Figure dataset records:
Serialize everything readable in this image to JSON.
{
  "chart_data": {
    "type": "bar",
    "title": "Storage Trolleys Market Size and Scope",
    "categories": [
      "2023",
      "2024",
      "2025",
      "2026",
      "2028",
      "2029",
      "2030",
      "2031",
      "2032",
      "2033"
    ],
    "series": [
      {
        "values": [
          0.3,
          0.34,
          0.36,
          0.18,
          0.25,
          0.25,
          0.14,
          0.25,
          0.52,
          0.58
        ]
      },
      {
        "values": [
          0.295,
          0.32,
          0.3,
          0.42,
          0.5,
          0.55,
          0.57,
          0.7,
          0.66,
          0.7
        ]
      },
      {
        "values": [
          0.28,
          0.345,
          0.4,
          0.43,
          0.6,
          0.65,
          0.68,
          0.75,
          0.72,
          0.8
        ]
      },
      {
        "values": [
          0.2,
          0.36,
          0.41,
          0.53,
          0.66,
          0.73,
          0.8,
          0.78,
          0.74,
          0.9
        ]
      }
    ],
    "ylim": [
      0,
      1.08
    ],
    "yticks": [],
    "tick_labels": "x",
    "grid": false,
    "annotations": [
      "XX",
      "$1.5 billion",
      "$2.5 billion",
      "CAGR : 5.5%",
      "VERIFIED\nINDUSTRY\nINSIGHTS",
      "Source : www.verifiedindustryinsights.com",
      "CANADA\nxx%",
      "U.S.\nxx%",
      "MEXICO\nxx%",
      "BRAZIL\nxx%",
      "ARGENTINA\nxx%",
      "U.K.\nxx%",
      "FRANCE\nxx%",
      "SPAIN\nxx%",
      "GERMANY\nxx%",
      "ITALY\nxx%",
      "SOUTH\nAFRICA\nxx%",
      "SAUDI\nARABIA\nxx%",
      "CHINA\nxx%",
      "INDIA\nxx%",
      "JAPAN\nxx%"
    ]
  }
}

Exercise details:
Word for word, quote all of the data above.

Reply to the task:
Serialize everything readable in this image to JSON.
{
  "chart_data": {
    "type": "bar",
    "title": "Storage Trolleys Market Size and Scope",
    "categories": [
      "2023",
      "2024",
      "2025",
      "2026",
      "2028",
      "2029",
      "2030",
      "2031",
      "2032",
      "2033"
    ],
    "series": [
      {
        "values": [
          0.3,
          0.34,
          0.36,
          0.18,
          0.25,
          0.25,
          0.14,
          0.25,
          0.52,
          0.58
        ]
      },
      {
        "values": [
          0.295,
          0.32,
          0.3,
          0.42,
          0.5,
          0.55,
          0.57,
          0.7,
          0.66,
          0.7
        ]
      },
      {
        "values": [
          0.28,
          0.345,
          0.4,
          0.43,
          0.6,
          0.65,
          0.68,
          0.75,
          0.72,
          0.8
        ]
      },
      {
        "values": [
          0.2,
          0.36,
          0.41,
          0.53,
          0.66,
          0.73,
          0.8,
          0.78,
          0.74,
          0.9
        ]
      }
    ],
    "ylim": [
      0,
      1.08
    ],
    "yticks": [],
    "tick_labels": "x",
    "grid": false,
    "annotations": [
      "XX",
      "$1.5 billion",
      "$2.5 billion",
      "CAGR : 5.5%",
      "VERIFIED\nINDUSTRY\nINSIGHTS",
      "Source : www.verifiedindustryinsights.com",
      "CANADA\nxx%",
      "U.S.\nxx%",
      "MEXICO\nxx%",
      "BRAZIL\nxx%",
      "ARGENTINA\nxx%",
      "U.K.\nxx%",
      "FRANCE\nxx%",
      "SPAIN\nxx%",
      "GERMANY\nxx%",
      "ITALY\nxx%",
      "SOUTH\nAFRICA\nxx%",
      "SAUDI\nARABIA\nxx%",
      "CHINA\nxx%",
      "INDIA\nxx%",
      "JAPAN\nxx%"
    ]
  }
}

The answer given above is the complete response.